***** Data supplied
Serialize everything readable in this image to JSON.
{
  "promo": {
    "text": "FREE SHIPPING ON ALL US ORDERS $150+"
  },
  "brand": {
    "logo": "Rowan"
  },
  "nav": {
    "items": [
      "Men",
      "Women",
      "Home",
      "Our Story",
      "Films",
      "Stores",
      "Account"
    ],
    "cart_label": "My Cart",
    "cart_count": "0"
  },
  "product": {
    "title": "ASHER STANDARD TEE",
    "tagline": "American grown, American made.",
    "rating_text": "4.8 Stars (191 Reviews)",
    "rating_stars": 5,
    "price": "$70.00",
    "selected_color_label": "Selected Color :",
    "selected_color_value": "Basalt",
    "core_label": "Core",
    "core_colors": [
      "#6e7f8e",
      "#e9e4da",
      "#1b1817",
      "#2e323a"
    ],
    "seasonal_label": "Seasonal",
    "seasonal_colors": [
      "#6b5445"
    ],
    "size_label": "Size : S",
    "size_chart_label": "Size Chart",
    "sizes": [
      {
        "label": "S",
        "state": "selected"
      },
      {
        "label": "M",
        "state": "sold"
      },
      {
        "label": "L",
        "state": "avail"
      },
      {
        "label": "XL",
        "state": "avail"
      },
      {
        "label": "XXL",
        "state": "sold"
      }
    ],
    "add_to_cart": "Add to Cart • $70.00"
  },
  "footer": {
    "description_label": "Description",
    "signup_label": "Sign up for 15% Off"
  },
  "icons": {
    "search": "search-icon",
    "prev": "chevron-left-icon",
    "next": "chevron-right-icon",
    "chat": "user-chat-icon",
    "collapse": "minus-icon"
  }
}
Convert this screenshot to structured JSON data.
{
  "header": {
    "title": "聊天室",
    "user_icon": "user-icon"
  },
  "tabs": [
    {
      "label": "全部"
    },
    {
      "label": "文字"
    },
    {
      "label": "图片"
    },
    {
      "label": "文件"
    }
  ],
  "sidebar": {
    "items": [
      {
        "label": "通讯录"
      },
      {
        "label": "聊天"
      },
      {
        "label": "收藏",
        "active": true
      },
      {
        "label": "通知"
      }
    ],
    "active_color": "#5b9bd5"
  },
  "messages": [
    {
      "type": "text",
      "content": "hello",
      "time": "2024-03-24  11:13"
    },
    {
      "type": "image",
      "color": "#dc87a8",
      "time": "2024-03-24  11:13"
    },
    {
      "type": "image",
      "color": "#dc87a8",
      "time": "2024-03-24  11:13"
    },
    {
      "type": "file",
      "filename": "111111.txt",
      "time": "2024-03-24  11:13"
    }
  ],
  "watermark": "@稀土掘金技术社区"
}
**********
■ **Task directions**: Repeat every entry word for word.

■ **Response for this exercise**:
Serialize everything readable in this image to JSON.
{
  "promo": {
    "text": "FREE SHIPPING ON ALL US ORDERS $150+"
  },
  "brand": {
    "logo": "Rowan"
  },
  "nav": {
    "items": [
      "Men",
      "Women",
      "Home",
      "Our Story",
      "Films",
      "Stores",
      "Account"
    ],
    "cart_label": "My Cart",
    "cart_count": "0"
  },
  "product": {
    "title": "ASHER STANDARD TEE",
    "tagline": "American grown, American made.",
    "rating_text": "4.8 Stars (191 Reviews)",
    "rating_stars": 5,
    "price": "$70.00",
    "selected_color_label": "Selected Color :",
    "selected_color_value": "Basalt",
    "core_label": "Core",
    "core_colors": [
      "#6e7f8e",
      "#e9e4da",
      "#1b1817",
      "#2e323a"
    ],
    "seasonal_label": "Seasonal",
    "seasonal_colors": [
      "#6b5445"
    ],
    "size_label": "Size : S",
    "size_chart_label": "Size Chart",
    "sizes": [
      {
        "label": "S",
        "state": "selected"
      },
      {
        "label": "M",
        "state": "sold"
      },
      {
        "label": "L",
        "state": "avail"
      },
      {
        "label": "XL",
        "state": "avail"
      },
      {
        "label": "XXL",
        "state": "sold"
      }
    ],
    "add_to_cart": "Add to Cart • $70.00"
  },
  "footer": {
    "description_label": "Description",
    "signup_label": "Sign up for 15% Off"
  },
  "icons": {
    "search": "search-icon",
    "prev": "chevron-left-icon",
    "next": "chevron-right-icon",
    "chat": "user-chat-icon",
    "collapse": "minus-icon"
  }
}
Convert this screenshot to structured JSON data.
{
  "header": {
    "title": "聊天室",
    "user_icon": "user-icon"
  },
  "tabs": [
    {
      "label": "全部"
    },
    {
      "label": "文字"
    },
    {
      "label": "图片"
    },
    {
      "label": "文件"
    }
  ],
  "sidebar": {
    "items": [
      {
        "label": "通讯录"
      },
      {
        "label": "聊天"
      },
      {
        "label": "收藏",
        "active": true
      },
      {
        "label": "通知"
      }
    ],
    "active_color": "#5b9bd5"
  },
  "messages": [
    {
      "type": "text",
      "content": "hello",
      "time": "2024-03-24  11:13"
    },
    {
      "type": "image",
      "color": "#dc87a8",
      "time": "2024-03-24  11:13"
    },
    {
      "type": "image",
      "color": "#dc87a8",
      "time": "2024-03-24  11:13"
    },
    {
      "type": "file",
      "filename": "111111.txt",
      "time": "2024-03-24  11:13"
    }
  ],
  "watermark": "@稀土掘金技术社区"
}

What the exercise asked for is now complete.